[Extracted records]
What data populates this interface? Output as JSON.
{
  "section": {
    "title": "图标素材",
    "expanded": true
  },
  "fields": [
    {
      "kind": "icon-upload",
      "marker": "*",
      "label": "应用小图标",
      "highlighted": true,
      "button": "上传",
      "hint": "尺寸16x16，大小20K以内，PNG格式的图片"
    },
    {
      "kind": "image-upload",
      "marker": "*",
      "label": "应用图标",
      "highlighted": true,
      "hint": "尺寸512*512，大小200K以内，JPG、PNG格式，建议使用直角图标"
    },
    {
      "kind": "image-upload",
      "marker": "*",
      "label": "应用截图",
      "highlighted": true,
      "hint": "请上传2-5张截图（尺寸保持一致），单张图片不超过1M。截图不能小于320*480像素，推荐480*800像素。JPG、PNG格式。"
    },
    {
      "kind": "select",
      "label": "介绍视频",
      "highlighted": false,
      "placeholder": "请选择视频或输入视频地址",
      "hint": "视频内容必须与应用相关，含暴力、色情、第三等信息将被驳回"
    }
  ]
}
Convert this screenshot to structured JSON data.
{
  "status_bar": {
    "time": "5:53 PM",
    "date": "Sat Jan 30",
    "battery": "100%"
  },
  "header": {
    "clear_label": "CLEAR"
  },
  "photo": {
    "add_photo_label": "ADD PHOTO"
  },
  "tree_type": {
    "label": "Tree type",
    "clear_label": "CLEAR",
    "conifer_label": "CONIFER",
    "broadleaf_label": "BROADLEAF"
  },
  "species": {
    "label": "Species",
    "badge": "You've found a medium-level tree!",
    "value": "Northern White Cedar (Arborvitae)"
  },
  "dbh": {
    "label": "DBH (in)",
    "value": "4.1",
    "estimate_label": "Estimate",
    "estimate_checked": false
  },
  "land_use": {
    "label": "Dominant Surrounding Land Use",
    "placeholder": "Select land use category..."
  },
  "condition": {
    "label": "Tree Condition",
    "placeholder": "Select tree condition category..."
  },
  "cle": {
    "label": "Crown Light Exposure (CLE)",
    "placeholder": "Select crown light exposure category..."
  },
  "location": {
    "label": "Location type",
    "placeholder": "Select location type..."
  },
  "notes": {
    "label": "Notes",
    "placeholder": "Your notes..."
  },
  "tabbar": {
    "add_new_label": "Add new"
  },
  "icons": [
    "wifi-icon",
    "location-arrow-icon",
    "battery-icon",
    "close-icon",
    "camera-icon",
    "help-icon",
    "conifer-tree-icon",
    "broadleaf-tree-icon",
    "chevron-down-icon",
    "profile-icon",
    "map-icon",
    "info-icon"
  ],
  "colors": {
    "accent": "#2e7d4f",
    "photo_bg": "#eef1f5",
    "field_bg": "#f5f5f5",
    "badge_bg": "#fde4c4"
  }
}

* [STATED EXERCISE]:
Reproduce the entire listing word for word.

* [WRITTEN RESPONSE]:
What data populates this interface? Output as JSON.
{
  "section": {
    "title": "图标素材",
    "expanded": true
  },
  "fields": [
    {
      "kind": "icon-upload",
      "marker": "*",
      "label": "应用小图标",
      "highlighted": true,
      "button": "上传",
      "hint": "尺寸16x16，大小20K以内，PNG格式的图片"
    },
    {
      "kind": "image-upload",
      "marker": "*",
      "label": "应用图标",
      "highlighted": true,
      "hint": "尺寸512*512，大小200K以内，JPG、PNG格式，建议使用直角图标"
    },
    {
      "kind": "image-upload",
      "marker": "*",
      "label": "应用截图",
      "highlighted": true,
      "hint": "请上传2-5张截图（尺寸保持一致），单张图片不超过1M。截图不能小于320*480像素，推荐480*800像素。JPG、PNG格式。"
    },
    {
      "kind": "select",
      "label": "介绍视频",
      "highlighted": false,
      "placeholder": "请选择视频或输入视频地址",
      "hint": "视频内容必须与应用相关，含暴力、色情、第三等信息将被驳回"
    }
  ]
}
Convert this screenshot to structured JSON data.
{
  "status_bar": {
    "time": "5:53 PM",
    "date": "Sat Jan 30",
    "battery": "100%"
  },
  "header": {
    "clear_label": "CLEAR"
  },
  "photo": {
    "add_photo_label": "ADD PHOTO"
  },
  "tree_type": {
    "label": "Tree type",
    "clear_label": "CLEAR",
    "conifer_label": "CONIFER",
    "broadleaf_label": "BROADLEAF"
  },
  "species": {
    "label": "Species",
    "badge": "You've found a medium-level tree!",
    "value": "Northern White Cedar (Arborvitae)"
  },
  "dbh": {
    "label": "DBH (in)",
    "value": "4.1",
    "estimate_label": "Estimate",
    "estimate_checked": false
  },
  "land_use": {
    "label": "Dominant Surrounding Land Use",
    "placeholder": "Select land use category..."
  },
  "condition": {
    "label": "Tree Condition",
    "placeholder": "Select tree condition category..."
  },
  "cle": {
    "label": "Crown Light Exposure (CLE)",
    "placeholder": "Select crown light exposure category..."
  },
  "location": {
    "label": "Location type",
    "placeholder": "Select location type..."
  },
  "notes": {
    "label": "Notes",
    "placeholder": "Your notes..."
  },
  "tabbar": {
    "add_new_label": "Add new"
  },
  "icons": [
    "wifi-icon",
    "location-arrow-icon",
    "battery-icon",
    "close-icon",
    "camera-icon",
    "help-icon",
    "conifer-tree-icon",
    "broadleaf-tree-icon",
    "chevron-down-icon",
    "profile-icon",
    "map-icon",
    "info-icon"
  ],
  "colors": {
    "accent": "#2e7d4f",
    "photo_bg": "#eef1f5",
    "field_bg": "#f5f5f5",
    "badge_bg": "#fde4c4"
  }
}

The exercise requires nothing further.